■ Set exercise: Copy out the data below, changing every "heatmap" to "intensity-map" and leaving everything else untouched.

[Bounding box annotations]
--- Begin ---
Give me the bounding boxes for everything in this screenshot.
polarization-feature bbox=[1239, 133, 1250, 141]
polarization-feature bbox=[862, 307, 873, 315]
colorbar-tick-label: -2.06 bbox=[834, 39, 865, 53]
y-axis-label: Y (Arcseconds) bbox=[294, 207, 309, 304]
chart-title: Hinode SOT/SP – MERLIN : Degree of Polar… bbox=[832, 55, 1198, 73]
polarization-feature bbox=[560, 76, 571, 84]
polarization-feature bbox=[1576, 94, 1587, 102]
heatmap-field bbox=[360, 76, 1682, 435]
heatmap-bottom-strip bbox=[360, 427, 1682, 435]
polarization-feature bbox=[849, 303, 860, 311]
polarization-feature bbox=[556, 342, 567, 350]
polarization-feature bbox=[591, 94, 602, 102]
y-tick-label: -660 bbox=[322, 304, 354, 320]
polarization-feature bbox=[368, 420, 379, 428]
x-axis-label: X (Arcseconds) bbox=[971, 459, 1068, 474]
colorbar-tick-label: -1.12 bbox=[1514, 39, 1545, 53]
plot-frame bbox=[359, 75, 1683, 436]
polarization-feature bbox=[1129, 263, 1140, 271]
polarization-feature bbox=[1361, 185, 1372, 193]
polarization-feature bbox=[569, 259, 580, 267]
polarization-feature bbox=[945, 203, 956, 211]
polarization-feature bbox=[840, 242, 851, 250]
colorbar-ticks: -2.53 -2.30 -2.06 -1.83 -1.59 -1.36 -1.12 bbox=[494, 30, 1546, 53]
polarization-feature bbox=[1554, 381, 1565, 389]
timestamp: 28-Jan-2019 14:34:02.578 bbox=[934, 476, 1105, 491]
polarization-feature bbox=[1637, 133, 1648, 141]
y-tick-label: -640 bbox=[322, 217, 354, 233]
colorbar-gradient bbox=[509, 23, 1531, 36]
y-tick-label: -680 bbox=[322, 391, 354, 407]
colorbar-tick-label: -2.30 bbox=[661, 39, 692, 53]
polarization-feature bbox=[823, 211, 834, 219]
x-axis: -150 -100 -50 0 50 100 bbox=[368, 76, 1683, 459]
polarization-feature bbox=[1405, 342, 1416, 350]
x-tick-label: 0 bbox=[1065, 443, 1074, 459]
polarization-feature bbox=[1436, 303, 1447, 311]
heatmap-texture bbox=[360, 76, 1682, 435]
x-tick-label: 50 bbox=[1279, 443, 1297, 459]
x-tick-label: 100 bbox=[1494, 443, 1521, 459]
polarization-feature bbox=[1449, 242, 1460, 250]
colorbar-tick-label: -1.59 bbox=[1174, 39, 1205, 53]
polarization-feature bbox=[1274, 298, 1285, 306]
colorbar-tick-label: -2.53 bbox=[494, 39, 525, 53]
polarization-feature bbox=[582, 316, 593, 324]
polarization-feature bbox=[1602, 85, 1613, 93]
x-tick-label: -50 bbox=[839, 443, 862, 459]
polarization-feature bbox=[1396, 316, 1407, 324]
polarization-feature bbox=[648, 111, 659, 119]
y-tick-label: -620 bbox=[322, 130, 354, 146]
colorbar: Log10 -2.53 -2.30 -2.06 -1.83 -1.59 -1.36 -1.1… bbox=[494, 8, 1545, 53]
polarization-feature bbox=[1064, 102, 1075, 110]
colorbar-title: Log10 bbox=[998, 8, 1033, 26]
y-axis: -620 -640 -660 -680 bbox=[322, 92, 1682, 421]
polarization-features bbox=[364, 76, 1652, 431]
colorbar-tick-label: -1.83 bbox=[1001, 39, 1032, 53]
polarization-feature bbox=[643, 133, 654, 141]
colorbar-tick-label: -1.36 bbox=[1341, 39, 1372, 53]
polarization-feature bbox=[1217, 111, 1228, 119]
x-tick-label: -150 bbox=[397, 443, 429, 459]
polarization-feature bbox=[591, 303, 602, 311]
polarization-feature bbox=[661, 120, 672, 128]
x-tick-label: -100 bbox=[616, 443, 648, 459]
--- End ---
■ In response:
Give me the bounding boxes for everything in this screenshot.
polarization-feature bbox=[1239, 133, 1250, 141]
polarization-feature bbox=[862, 307, 873, 315]
colorbar-tick-label: -2.06 bbox=[834, 39, 865, 53]
y-axis-label: Y (Arcseconds) bbox=[294, 207, 309, 304]
chart-title: Hinode SOT/SP – MERLIN : Degree of Polar… bbox=[832, 55, 1198, 73]
polarization-feature bbox=[560, 76, 571, 84]
polarization-feature bbox=[1576, 94, 1587, 102]
intensity-map-field bbox=[360, 76, 1682, 435]
intensity-map-bottom-strip bbox=[360, 427, 1682, 435]
polarization-feature bbox=[849, 303, 860, 311]
polarization-feature bbox=[556, 342, 567, 350]
polarization-feature bbox=[591, 94, 602, 102]
y-tick-label: -660 bbox=[322, 304, 354, 320]
polarization-feature bbox=[368, 420, 379, 428]
x-axis-label: X (Arcseconds) bbox=[971, 459, 1068, 474]
colorbar-tick-label: -1.12 bbox=[1514, 39, 1545, 53]
plot-frame bbox=[359, 75, 1683, 436]
polarization-feature bbox=[1129, 263, 1140, 271]
polarization-feature bbox=[1361, 185, 1372, 193]
polarization-feature bbox=[569, 259, 580, 267]
polarization-feature bbox=[945, 203, 956, 211]
polarization-feature bbox=[840, 242, 851, 250]
colorbar-ticks: -2.53 -2.30 -2.06 -1.83 -1.59 -1.36 -1.12 bbox=[494, 30, 1546, 53]
polarization-feature bbox=[1554, 381, 1565, 389]
timestamp: 28-Jan-2019 14:34:02.578 bbox=[934, 476, 1105, 491]
polarization-feature bbox=[1637, 133, 1648, 141]
y-tick-label: -640 bbox=[322, 217, 354, 233]
colorbar-gradient bbox=[509, 23, 1531, 36]
y-tick-label: -680 bbox=[322, 391, 354, 407]
colorbar-tick-label: -2.30 bbox=[661, 39, 692, 53]
polarization-feature bbox=[823, 211, 834, 219]
x-axis: -150 -100 -50 0 50 100 bbox=[368, 76, 1683, 459]
polarization-feature bbox=[1405, 342, 1416, 350]
x-tick-label: 0 bbox=[1065, 443, 1074, 459]
polarization-feature bbox=[1436, 303, 1447, 311]
intensity-map-texture bbox=[360, 76, 1682, 435]
x-tick-label: 50 bbox=[1279, 443, 1297, 459]
x-tick-label: 100 bbox=[1494, 443, 1521, 459]
polarization-feature bbox=[1449, 242, 1460, 250]
colorbar-tick-label: -1.59 bbox=[1174, 39, 1205, 53]
polarization-feature bbox=[1274, 298, 1285, 306]
colorbar-tick-label: -2.53 bbox=[494, 39, 525, 53]
polarization-feature bbox=[582, 316, 593, 324]
polarization-feature bbox=[1602, 85, 1613, 93]
x-tick-label: -50 bbox=[839, 443, 862, 459]
polarization-feature bbox=[1396, 316, 1407, 324]
polarization-feature bbox=[648, 111, 659, 119]
y-tick-label: -620 bbox=[322, 130, 354, 146]
colorbar: Log10 -2.53 -2.30 -2.06 -1.83 -1.59 -1.36 -1.1… bbox=[494, 8, 1545, 53]
polarization-feature bbox=[1064, 102, 1075, 110]
colorbar-title: Log10 bbox=[998, 8, 1033, 26]
y-axis: -620 -640 -660 -680 bbox=[322, 92, 1682, 421]
polarization-features bbox=[364, 76, 1652, 431]
colorbar-tick-label: -1.83 bbox=[1001, 39, 1032, 53]
polarization-feature bbox=[643, 133, 654, 141]
colorbar-tick-label: -1.36 bbox=[1341, 39, 1372, 53]
polarization-feature bbox=[1217, 111, 1228, 119]
x-tick-label: -150 bbox=[397, 443, 429, 459]
polarization-feature bbox=[591, 303, 602, 311]
polarization-feature bbox=[661, 120, 672, 128]
x-tick-label: -100 bbox=[616, 443, 648, 459]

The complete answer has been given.